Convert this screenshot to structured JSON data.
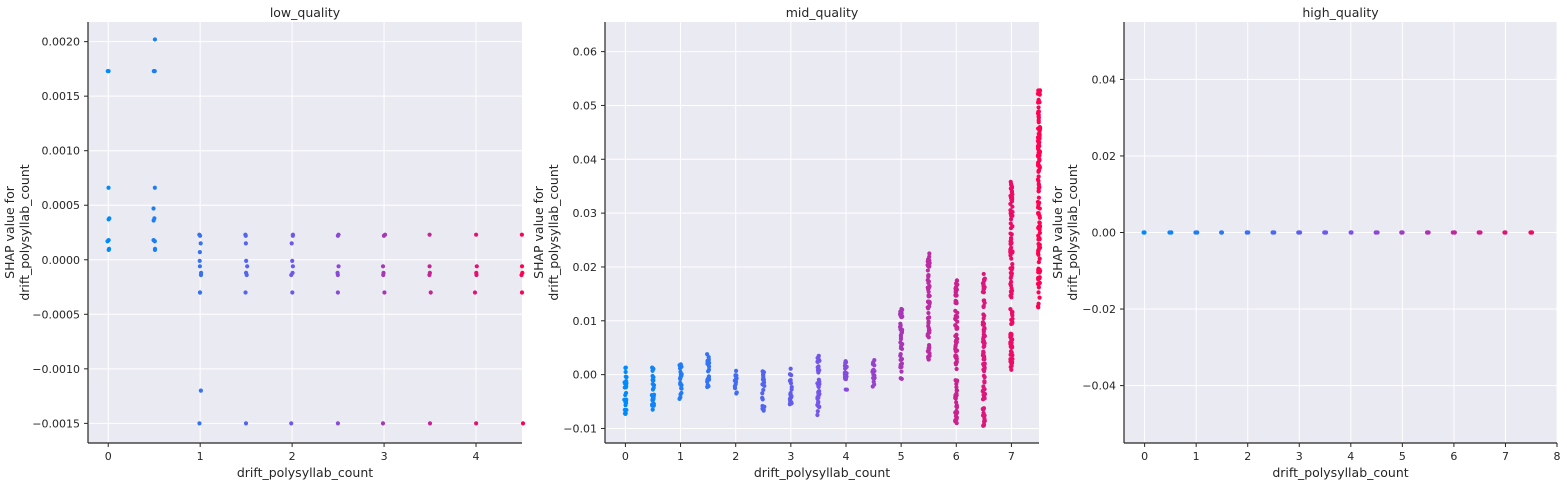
{
  "colors": {
    "low": "#008bfb",
    "high": "#ff0052",
    "background": "#eaeaf2",
    "grid": "#ffffff",
    "axis": "#262626"
  },
  "chart_data": [
    {
      "type": "scatter",
      "title": "low_quality",
      "xlabel": "drift_polysyllab_count",
      "ylabel_line1": "SHAP value for",
      "ylabel_line2": "drift_polysyllab_count",
      "xlim": [
        -0.22,
        4.5
      ],
      "ylim": [
        -0.00168,
        0.00218
      ],
      "xticks": [
        0,
        1,
        2,
        3,
        4
      ],
      "xtick_labels": [
        "0",
        "1",
        "2",
        "3",
        "4"
      ],
      "yticks": [
        -0.0015,
        -0.001,
        -0.0005,
        0.0,
        0.0005,
        0.001,
        0.0015,
        0.002
      ],
      "ytick_labels": [
        "−0.0015",
        "−0.0010",
        "−0.0005",
        "0.0000",
        "0.0005",
        "0.0010",
        "0.0015",
        "0.0020"
      ],
      "grid": true,
      "color_by_x_max": 4.5,
      "points": [
        {
          "x": 0,
          "ys": [
            0.00173,
            0.00173,
            0.00066,
            0.00038,
            0.00037,
            0.00018,
            0.00017,
            0.0001,
            9e-05
          ]
        },
        {
          "x": 0.5,
          "ys": [
            0.00202,
            0.00173,
            0.00173,
            0.00066,
            0.00047,
            0.00038,
            0.00036,
            0.00018,
            0.00017,
            0.0001,
            9e-05
          ]
        },
        {
          "x": 1,
          "ys": [
            0.00023,
            0.00022,
            0.00015,
            7e-05,
            -1e-05,
            -6e-05,
            -0.00012,
            -0.00014,
            -0.0003,
            -0.0003,
            -0.0012,
            -0.0015
          ]
        },
        {
          "x": 1.5,
          "ys": [
            0.00023,
            0.00022,
            0.00015,
            -1e-05,
            -6e-05,
            -0.00012,
            -0.00014,
            -0.0003,
            -0.0015
          ]
        },
        {
          "x": 2,
          "ys": [
            0.00023,
            0.00022,
            0.00015,
            -1e-05,
            -6e-05,
            -0.00012,
            -0.00014,
            -0.0003,
            -0.0015
          ]
        },
        {
          "x": 2.5,
          "ys": [
            0.00023,
            0.00022,
            -6e-05,
            -0.00012,
            -0.00014,
            -0.0003,
            -0.0015
          ]
        },
        {
          "x": 3,
          "ys": [
            0.00023,
            0.00022,
            -6e-05,
            -0.00012,
            -0.00014,
            -0.0003,
            -0.0015
          ]
        },
        {
          "x": 3.5,
          "ys": [
            0.00023,
            -6e-05,
            -0.00012,
            -0.00014,
            -0.0003,
            -0.0015
          ]
        },
        {
          "x": 4,
          "ys": [
            0.00023,
            -6e-05,
            -0.00012,
            -0.00014,
            -0.0003,
            -0.0015
          ]
        },
        {
          "x": 4.5,
          "ys": [
            0.00023,
            -6e-05,
            -0.00012,
            -0.00014,
            -0.0003,
            -0.0015
          ]
        }
      ]
    },
    {
      "type": "scatter",
      "title": "mid_quality",
      "xlabel": "drift_polysyllab_count",
      "ylabel_line1": "SHAP value for",
      "ylabel_line2": "drift_polysyllab_count",
      "xlim": [
        -0.37,
        7.5
      ],
      "ylim": [
        -0.0127,
        0.0655
      ],
      "xticks": [
        0,
        1,
        2,
        3,
        4,
        5,
        6,
        7
      ],
      "xtick_labels": [
        "0",
        "1",
        "2",
        "3",
        "4",
        "5",
        "6",
        "7"
      ],
      "yticks": [
        -0.01,
        0.0,
        0.01,
        0.02,
        0.03,
        0.04,
        0.05,
        0.06
      ],
      "ytick_labels": [
        "−0.01",
        "0.00",
        "0.01",
        "0.02",
        "0.03",
        "0.04",
        "0.05",
        "0.06"
      ],
      "grid": true,
      "color_by_x_max": 7.5,
      "columns": [
        {
          "x": 0,
          "min": -0.0073,
          "max": 0.0013
        },
        {
          "x": 0.5,
          "min": -0.0065,
          "max": 0.0013
        },
        {
          "x": 1,
          "min": -0.0045,
          "max": 0.0019
        },
        {
          "x": 1.5,
          "min": -0.0023,
          "max": 0.0038
        },
        {
          "x": 2,
          "min": -0.0035,
          "max": 0.0007
        },
        {
          "x": 2.5,
          "min": -0.0067,
          "max": 0.0006
        },
        {
          "x": 3,
          "min": -0.0055,
          "max": 0.0011
        },
        {
          "x": 3.5,
          "min": -0.0075,
          "max": 0.0035
        },
        {
          "x": 4,
          "min": -0.0028,
          "max": 0.0025
        },
        {
          "x": 4.5,
          "min": -0.0022,
          "max": 0.0027
        },
        {
          "x": 5,
          "min": -0.0008,
          "max": 0.0122
        },
        {
          "x": 5.5,
          "min": 0.0028,
          "max": 0.0225
        },
        {
          "x": 6,
          "min": -0.009,
          "max": 0.0175
        },
        {
          "x": 6.5,
          "min": -0.0095,
          "max": 0.0187
        },
        {
          "x": 7,
          "min": 0.0009,
          "max": 0.0358
        },
        {
          "x": 7.5,
          "min": 0.0125,
          "max": 0.0528
        }
      ]
    },
    {
      "type": "scatter",
      "title": "high_quality",
      "xlabel": "drift_polysyllab_count",
      "ylabel_line1": "SHAP value for",
      "ylabel_line2": "drift_polysyllab_count",
      "xlim": [
        -0.4,
        8
      ],
      "ylim": [
        -0.055,
        0.055
      ],
      "xticks": [
        0,
        1,
        2,
        3,
        4,
        5,
        6,
        7,
        8
      ],
      "xtick_labels": [
        "0",
        "1",
        "2",
        "3",
        "4",
        "5",
        "6",
        "7",
        "8"
      ],
      "yticks": [
        -0.04,
        -0.02,
        0.0,
        0.02,
        0.04
      ],
      "ytick_labels": [
        "−0.04",
        "−0.02",
        "0.00",
        "0.02",
        "0.04"
      ],
      "grid": true,
      "color_by_x_max": 8,
      "x_values": [
        0,
        0.5,
        1,
        1.5,
        2,
        2.5,
        3,
        3.5,
        4,
        4.5,
        5,
        5.5,
        6,
        6.5,
        7,
        7.5
      ],
      "y_value": 0
    }
  ]
}
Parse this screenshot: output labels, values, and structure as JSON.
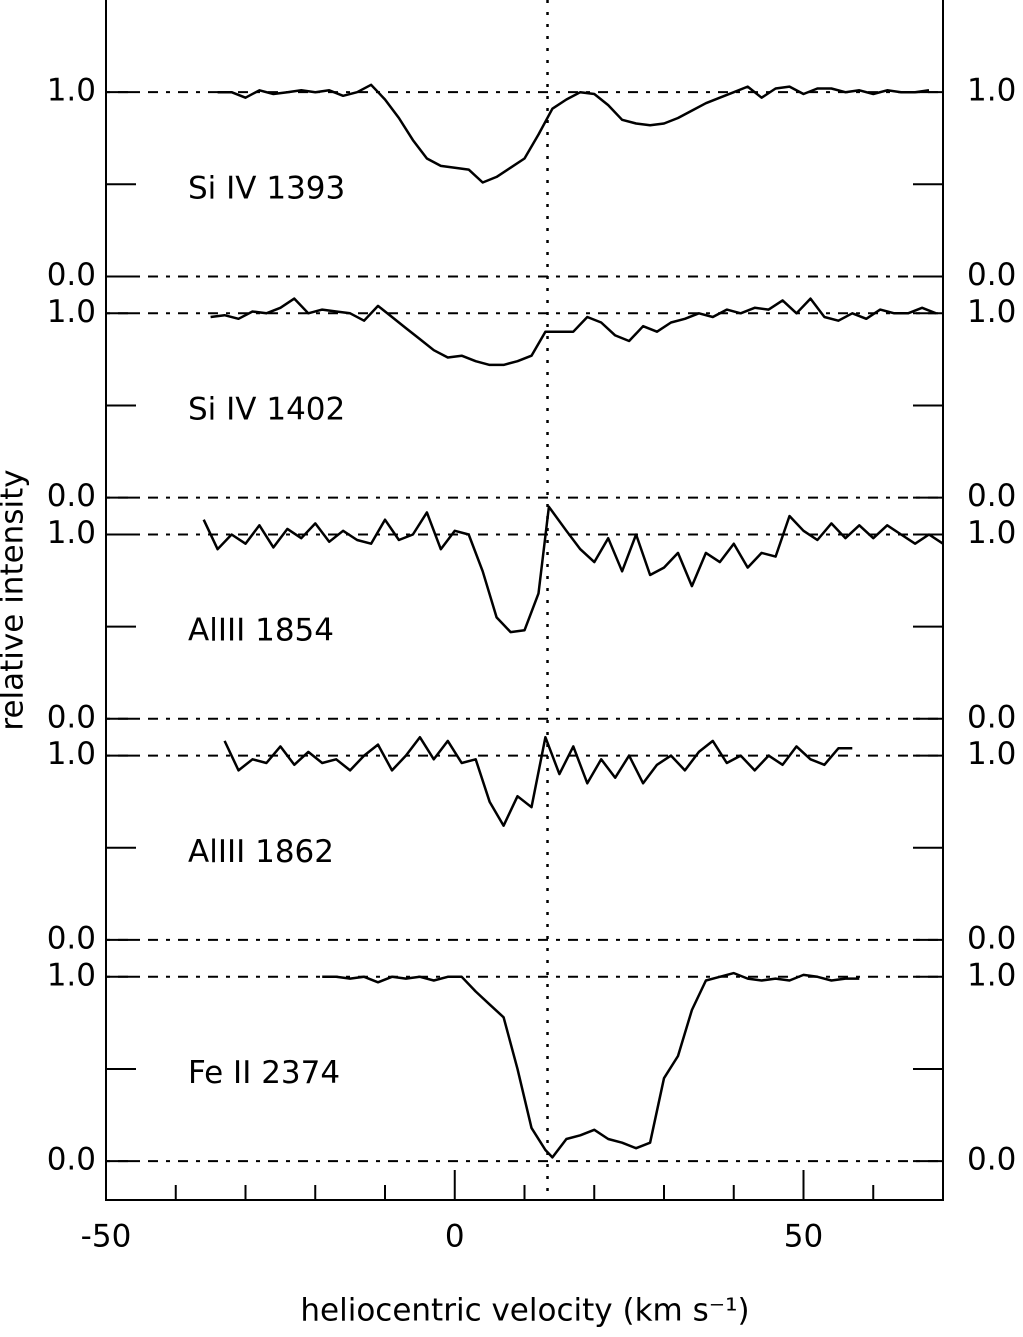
{
  "figure": {
    "xlabel": "heliocentric velocity (km s⁻¹)",
    "ylabel": "relative intensity",
    "xlim": [
      -50,
      70
    ],
    "xticks": [
      -50,
      0,
      50
    ],
    "minor_xticks": [
      -40,
      -30,
      -20,
      -10,
      10,
      20,
      30,
      40,
      60
    ],
    "vline": 13.3,
    "color": "#000000"
  },
  "chart_data": [
    {
      "type": "line",
      "label": "Si IV 1393",
      "ylim": [
        0,
        1.5
      ],
      "yticks": [
        {
          "value": 0,
          "label": "0.0"
        },
        {
          "value": 1,
          "label": "1.0"
        }
      ],
      "minor_yticks": [
        0.5
      ],
      "x": [
        -34,
        -32,
        -30,
        -28,
        -26,
        -24,
        -22,
        -20,
        -18,
        -16,
        -14,
        -12,
        -10,
        -8,
        -6,
        -4,
        -2,
        0,
        2,
        4,
        6,
        8,
        10,
        12,
        14,
        16,
        18,
        20,
        22,
        24,
        26,
        28,
        30,
        32,
        34,
        36,
        38,
        40,
        42,
        44,
        46,
        48,
        50,
        52,
        54,
        56,
        58,
        60,
        62,
        64,
        66,
        68
      ],
      "values": [
        1.0,
        1.0,
        0.97,
        1.01,
        0.99,
        1.0,
        1.01,
        1.0,
        1.01,
        0.98,
        1.0,
        1.04,
        0.96,
        0.86,
        0.74,
        0.64,
        0.6,
        0.59,
        0.58,
        0.51,
        0.54,
        0.59,
        0.64,
        0.77,
        0.91,
        0.96,
        1.0,
        0.99,
        0.93,
        0.85,
        0.83,
        0.82,
        0.83,
        0.86,
        0.9,
        0.94,
        0.97,
        1.0,
        1.03,
        0.97,
        1.02,
        1.03,
        0.99,
        1.02,
        1.02,
        1.0,
        1.01,
        0.99,
        1.01,
        1.0,
        1.0,
        1.01
      ]
    },
    {
      "type": "line",
      "label": "Si IV 1402",
      "ylim": [
        0,
        1.2
      ],
      "yticks": [
        {
          "value": 0,
          "label": "0.0"
        },
        {
          "value": 1,
          "label": "1.0"
        }
      ],
      "minor_yticks": [
        0.5
      ],
      "x": [
        -35,
        -33,
        -31,
        -29,
        -27,
        -25,
        -23,
        -21,
        -19,
        -17,
        -15,
        -13,
        -11,
        -9,
        -7,
        -5,
        -3,
        -1,
        1,
        3,
        5,
        7,
        9,
        11,
        13,
        15,
        17,
        19,
        21,
        23,
        25,
        27,
        29,
        31,
        33,
        35,
        37,
        39,
        41,
        43,
        45,
        47,
        49,
        51,
        53,
        55,
        57,
        59,
        61,
        63,
        65,
        67,
        69
      ],
      "values": [
        0.98,
        0.99,
        0.97,
        1.01,
        1.0,
        1.03,
        1.08,
        1.0,
        1.02,
        1.01,
        1.0,
        0.96,
        1.04,
        0.98,
        0.92,
        0.86,
        0.8,
        0.76,
        0.77,
        0.74,
        0.72,
        0.72,
        0.74,
        0.77,
        0.9,
        0.9,
        0.9,
        0.98,
        0.95,
        0.88,
        0.85,
        0.93,
        0.9,
        0.95,
        0.97,
        1.0,
        0.98,
        1.02,
        1.0,
        1.03,
        1.02,
        1.07,
        1.0,
        1.08,
        0.98,
        0.96,
        1.0,
        0.97,
        1.02,
        1.0,
        1.0,
        1.03,
        1.0
      ]
    },
    {
      "type": "line",
      "label": "AlIII 1854",
      "ylim": [
        0,
        1.2
      ],
      "yticks": [
        {
          "value": 0,
          "label": "0.0"
        },
        {
          "value": 1,
          "label": "1.0"
        }
      ],
      "minor_yticks": [
        0.5
      ],
      "x": [
        -36,
        -34,
        -32,
        -30,
        -28,
        -26,
        -24,
        -22,
        -20,
        -18,
        -16,
        -14,
        -12,
        -10,
        -8,
        -6,
        -4,
        -2,
        0,
        2,
        4,
        6,
        8,
        10,
        12,
        13.5,
        16,
        18,
        20,
        22,
        24,
        26,
        28,
        30,
        32,
        34,
        36,
        38,
        40,
        42,
        44,
        46,
        48,
        50,
        52,
        54,
        56,
        58,
        60,
        62,
        64,
        66,
        68,
        70
      ],
      "values": [
        1.08,
        0.92,
        1.0,
        0.95,
        1.05,
        0.93,
        1.03,
        0.98,
        1.06,
        0.96,
        1.02,
        0.97,
        0.95,
        1.08,
        0.97,
        1.0,
        1.12,
        0.92,
        1.02,
        1.0,
        0.8,
        0.55,
        0.47,
        0.48,
        0.68,
        1.15,
        1.02,
        0.92,
        0.85,
        0.98,
        0.8,
        1.0,
        0.78,
        0.82,
        0.9,
        0.72,
        0.9,
        0.85,
        0.95,
        0.82,
        0.9,
        0.88,
        1.1,
        1.02,
        0.97,
        1.06,
        0.98,
        1.05,
        0.98,
        1.05,
        1.0,
        0.95,
        1.0,
        0.95
      ]
    },
    {
      "type": "line",
      "label": "AlIII 1862",
      "ylim": [
        0,
        1.2
      ],
      "yticks": [
        {
          "value": 0,
          "label": "0.0"
        },
        {
          "value": 1,
          "label": "1.0"
        }
      ],
      "minor_yticks": [
        0.5
      ],
      "x": [
        -33,
        -31,
        -29,
        -27,
        -25,
        -23,
        -21,
        -19,
        -17,
        -15,
        -13,
        -11,
        -9,
        -7,
        -5,
        -3,
        -1,
        1,
        3,
        5,
        7,
        9,
        11,
        13,
        15,
        17,
        19,
        21,
        23,
        25,
        27,
        29,
        31,
        33,
        35,
        37,
        39,
        41,
        43,
        45,
        47,
        49,
        51,
        53,
        55,
        57
      ],
      "values": [
        1.08,
        0.92,
        0.98,
        0.96,
        1.05,
        0.95,
        1.02,
        0.96,
        0.98,
        0.92,
        1.0,
        1.06,
        0.92,
        1.0,
        1.1,
        0.98,
        1.08,
        0.96,
        0.98,
        0.75,
        0.62,
        0.78,
        0.72,
        1.1,
        0.9,
        1.05,
        0.85,
        0.98,
        0.88,
        1.0,
        0.85,
        0.95,
        1.0,
        0.92,
        1.02,
        1.08,
        0.96,
        1.0,
        0.92,
        1.0,
        0.95,
        1.05,
        0.98,
        0.95,
        1.04,
        1.04
      ]
    },
    {
      "type": "line",
      "label": "Fe II 2374",
      "ylim": [
        -0.2,
        1.2
      ],
      "yticks": [
        {
          "value": 0,
          "label": "0.0"
        },
        {
          "value": 1,
          "label": "1.0"
        }
      ],
      "minor_yticks": [
        0.5
      ],
      "x": [
        -19,
        -17,
        -15,
        -13,
        -11,
        -9,
        -7,
        -5,
        -3,
        -1,
        1,
        3,
        5,
        7,
        9,
        11,
        13,
        14,
        16,
        18,
        20,
        22,
        24,
        26,
        28,
        30,
        32,
        34,
        36,
        38,
        40,
        42,
        44,
        46,
        48,
        50,
        52,
        54,
        56,
        58
      ],
      "values": [
        1.0,
        1.0,
        0.99,
        1.0,
        0.97,
        1.0,
        0.99,
        1.0,
        0.98,
        1.0,
        1.0,
        0.92,
        0.85,
        0.78,
        0.5,
        0.18,
        0.06,
        0.02,
        0.12,
        0.14,
        0.17,
        0.12,
        0.1,
        0.07,
        0.1,
        0.45,
        0.57,
        0.82,
        0.98,
        1.0,
        1.02,
        0.99,
        0.98,
        0.99,
        0.98,
        1.01,
        1.0,
        0.98,
        0.99,
        0.99
      ]
    }
  ]
}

- - - - -

> **Aim**:
Check each line of the records above for "this", and copy those that have it.

> **Response to the task**:
Convert this screenshot to structured JSON data.
Parse this screenshot: output labels, values, and structure as JSON.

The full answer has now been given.